▶ [Goal of the exercise]:
Look below for the line containing "What does this". Output it and each remaining line of the entries exactly, and nothing else.

▶ [Records provided]:
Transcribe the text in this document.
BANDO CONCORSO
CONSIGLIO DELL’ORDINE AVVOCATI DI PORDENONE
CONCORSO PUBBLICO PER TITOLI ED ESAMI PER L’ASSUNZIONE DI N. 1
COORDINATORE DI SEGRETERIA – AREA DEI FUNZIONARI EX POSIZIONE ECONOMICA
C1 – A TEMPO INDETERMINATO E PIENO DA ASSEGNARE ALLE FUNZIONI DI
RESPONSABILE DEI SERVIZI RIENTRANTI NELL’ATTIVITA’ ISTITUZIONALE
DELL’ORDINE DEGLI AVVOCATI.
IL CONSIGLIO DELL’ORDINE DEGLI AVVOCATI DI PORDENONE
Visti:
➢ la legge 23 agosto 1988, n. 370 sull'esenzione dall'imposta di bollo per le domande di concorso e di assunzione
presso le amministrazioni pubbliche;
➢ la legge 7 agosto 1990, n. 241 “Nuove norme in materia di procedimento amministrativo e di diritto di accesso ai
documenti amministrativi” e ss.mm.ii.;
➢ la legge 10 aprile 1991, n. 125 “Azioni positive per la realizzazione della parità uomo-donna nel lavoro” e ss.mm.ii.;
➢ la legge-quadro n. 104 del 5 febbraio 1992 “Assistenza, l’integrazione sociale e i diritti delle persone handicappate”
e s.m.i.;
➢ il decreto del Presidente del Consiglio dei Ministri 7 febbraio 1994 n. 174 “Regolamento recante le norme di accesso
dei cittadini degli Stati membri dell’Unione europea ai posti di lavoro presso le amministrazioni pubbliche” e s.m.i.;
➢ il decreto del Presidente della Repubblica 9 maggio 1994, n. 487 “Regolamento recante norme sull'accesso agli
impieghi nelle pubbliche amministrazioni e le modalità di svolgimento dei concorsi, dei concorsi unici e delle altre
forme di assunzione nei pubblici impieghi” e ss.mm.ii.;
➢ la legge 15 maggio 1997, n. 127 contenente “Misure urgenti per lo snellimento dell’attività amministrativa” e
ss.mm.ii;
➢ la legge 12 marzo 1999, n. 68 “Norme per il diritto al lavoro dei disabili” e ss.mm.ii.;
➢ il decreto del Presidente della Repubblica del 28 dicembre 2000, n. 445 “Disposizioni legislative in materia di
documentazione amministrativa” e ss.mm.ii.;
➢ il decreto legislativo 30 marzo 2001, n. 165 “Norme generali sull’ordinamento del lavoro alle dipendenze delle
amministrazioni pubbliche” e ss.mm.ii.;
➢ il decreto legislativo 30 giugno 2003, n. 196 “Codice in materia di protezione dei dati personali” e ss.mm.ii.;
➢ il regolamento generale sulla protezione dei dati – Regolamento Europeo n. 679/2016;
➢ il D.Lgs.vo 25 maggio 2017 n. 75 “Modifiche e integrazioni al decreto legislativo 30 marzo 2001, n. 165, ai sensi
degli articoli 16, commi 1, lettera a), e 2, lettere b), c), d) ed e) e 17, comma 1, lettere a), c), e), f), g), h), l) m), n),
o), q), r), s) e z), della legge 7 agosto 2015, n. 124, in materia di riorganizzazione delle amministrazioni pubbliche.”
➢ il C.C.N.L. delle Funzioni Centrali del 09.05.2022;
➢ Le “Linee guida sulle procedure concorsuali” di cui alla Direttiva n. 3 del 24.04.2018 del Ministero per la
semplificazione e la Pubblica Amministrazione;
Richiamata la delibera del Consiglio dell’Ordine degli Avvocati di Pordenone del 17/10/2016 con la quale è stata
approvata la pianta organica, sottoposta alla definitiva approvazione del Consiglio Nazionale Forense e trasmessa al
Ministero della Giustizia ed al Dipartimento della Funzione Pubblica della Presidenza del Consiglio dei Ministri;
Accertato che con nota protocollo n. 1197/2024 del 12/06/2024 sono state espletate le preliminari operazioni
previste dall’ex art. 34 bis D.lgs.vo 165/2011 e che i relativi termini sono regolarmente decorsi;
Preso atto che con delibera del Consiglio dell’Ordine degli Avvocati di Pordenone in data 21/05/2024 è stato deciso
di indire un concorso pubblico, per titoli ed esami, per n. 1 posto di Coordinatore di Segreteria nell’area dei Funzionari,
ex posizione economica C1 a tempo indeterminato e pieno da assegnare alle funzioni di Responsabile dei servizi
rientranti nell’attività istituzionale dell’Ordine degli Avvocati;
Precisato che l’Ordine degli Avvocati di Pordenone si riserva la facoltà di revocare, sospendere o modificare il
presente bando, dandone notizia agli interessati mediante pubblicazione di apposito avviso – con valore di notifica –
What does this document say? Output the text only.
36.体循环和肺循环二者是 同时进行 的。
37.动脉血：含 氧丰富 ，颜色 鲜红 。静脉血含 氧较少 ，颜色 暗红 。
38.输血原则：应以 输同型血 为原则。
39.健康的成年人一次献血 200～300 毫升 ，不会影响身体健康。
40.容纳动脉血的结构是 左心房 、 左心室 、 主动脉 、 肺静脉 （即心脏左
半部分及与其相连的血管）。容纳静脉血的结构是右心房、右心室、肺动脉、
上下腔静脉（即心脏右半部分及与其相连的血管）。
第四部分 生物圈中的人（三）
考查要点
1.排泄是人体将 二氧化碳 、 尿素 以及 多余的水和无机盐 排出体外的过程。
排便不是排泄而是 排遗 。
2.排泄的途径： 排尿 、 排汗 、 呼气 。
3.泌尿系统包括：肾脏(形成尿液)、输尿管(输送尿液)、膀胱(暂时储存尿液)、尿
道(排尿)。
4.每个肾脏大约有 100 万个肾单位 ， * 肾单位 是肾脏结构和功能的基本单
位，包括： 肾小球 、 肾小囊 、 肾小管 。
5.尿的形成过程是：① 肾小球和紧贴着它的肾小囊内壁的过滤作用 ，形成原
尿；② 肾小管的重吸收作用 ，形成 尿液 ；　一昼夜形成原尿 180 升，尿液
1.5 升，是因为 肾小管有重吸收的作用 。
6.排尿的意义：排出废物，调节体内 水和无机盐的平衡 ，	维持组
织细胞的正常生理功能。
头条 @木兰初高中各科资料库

▶ [Problem solution]:
What does this document say? Output the text only.
36.体循环和肺循环二者是 同时进行 的。
37.动脉血：含 氧丰富 ，颜色 鲜红 。静脉血含 氧较少 ，颜色 暗红 。
38.输血原则：应以 输同型血 为原则。
39.健康的成年人一次献血 200～300 毫升 ，不会影响身体健康。
40.容纳动脉血的结构是 左心房 、 左心室 、 主动脉 、 肺静脉 （即心脏左
半部分及与其相连的血管）。容纳静脉血的结构是右心房、右心室、肺动脉、
上下腔静脉（即心脏右半部分及与其相连的血管）。
第四部分 生物圈中的人（三）
考查要点
1.排泄是人体将 二氧化碳 、 尿素 以及 多余的水和无机盐 排出体外的过程。
排便不是排泄而是 排遗 。
2.排泄的途径： 排尿 、 排汗 、 呼气 。
3.泌尿系统包括：肾脏(形成尿液)、输尿管(输送尿液)、膀胱(暂时储存尿液)、尿
道(排尿)。
4.每个肾脏大约有 100 万个肾单位 ， * 肾单位 是肾脏结构和功能的基本单
位，包括： 肾小球 、 肾小囊 、 肾小管 。
5.尿的形成过程是：① 肾小球和紧贴着它的肾小囊内壁的过滤作用 ，形成原
尿；② 肾小管的重吸收作用 ，形成 尿液 ；　一昼夜形成原尿 180 升，尿液
1.5 升，是因为 肾小管有重吸收的作用 。
6.排尿的意义：排出废物，调节体内 水和无机盐的平衡 ，	维持组
织细胞的正常生理功能。
头条 @木兰初高中各科资料库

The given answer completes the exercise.